> [Stated exercise]:
Please transcribe the records precisely; pictures stay out of your copy.

> [Material for the task]:
▼▼▼

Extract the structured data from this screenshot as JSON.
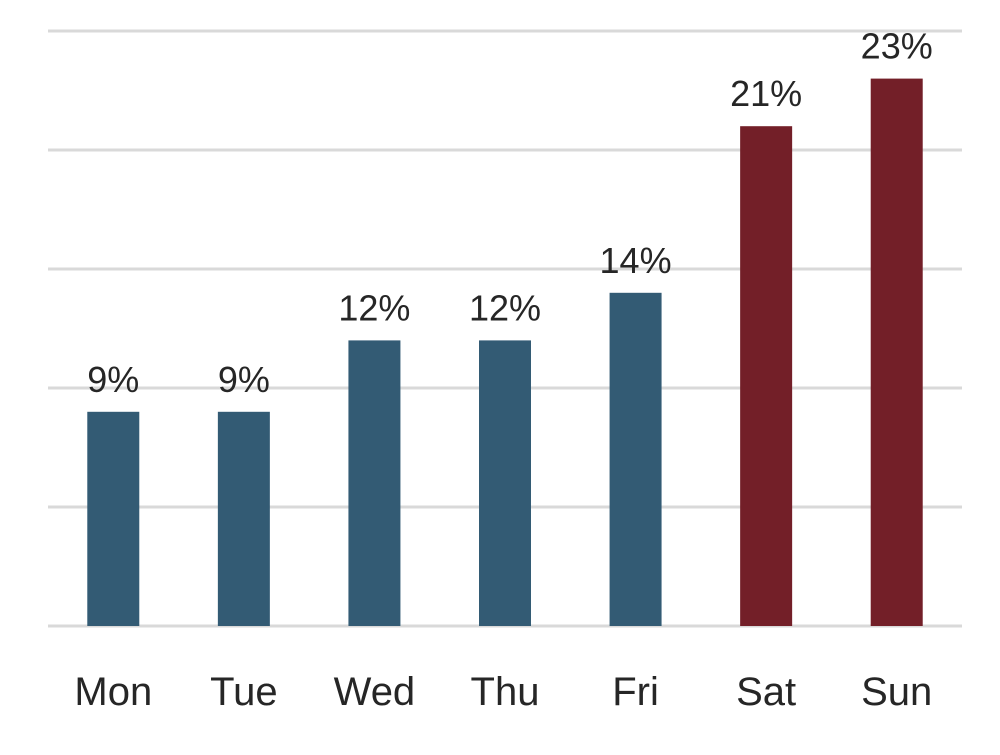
{
  "chart_data": {
    "type": "bar",
    "title": "",
    "xlabel": "",
    "ylabel": "",
    "categories": [
      "Mon",
      "Tue",
      "Wed",
      "Thu",
      "Fri",
      "Sat",
      "Sun"
    ],
    "values": [
      9,
      9,
      12,
      12,
      14,
      21,
      23
    ],
    "value_labels": [
      "9%",
      "9%",
      "12%",
      "12%",
      "14%",
      "21%",
      "23%"
    ],
    "ylim": [
      0,
      25
    ],
    "grid": true,
    "y_axis_labels_shown": false,
    "colors": {
      "weekday": "#335b74",
      "weekend": "#731f28"
    },
    "bar_color_keys": [
      "weekday",
      "weekday",
      "weekday",
      "weekday",
      "weekday",
      "weekend",
      "weekend"
    ]
  }
}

▲▲▲

> [Reply]:
Extract the structured data from this screenshot as JSON.
{
  "chart_data": {
    "type": "bar",
    "title": "",
    "xlabel": "",
    "ylabel": "",
    "categories": [
      "Mon",
      "Tue",
      "Wed",
      "Thu",
      "Fri",
      "Sat",
      "Sun"
    ],
    "values": [
      9,
      9,
      12,
      12,
      14,
      21,
      23
    ],
    "value_labels": [
      "9%",
      "9%",
      "12%",
      "12%",
      "14%",
      "21%",
      "23%"
    ],
    "ylim": [
      0,
      25
    ],
    "grid": true,
    "y_axis_labels_shown": false,
    "colors": {
      "weekday": "#335b74",
      "weekend": "#731f28"
    },
    "bar_color_keys": [
      "weekday",
      "weekday",
      "weekday",
      "weekday",
      "weekday",
      "weekend",
      "weekend"
    ]
  }
}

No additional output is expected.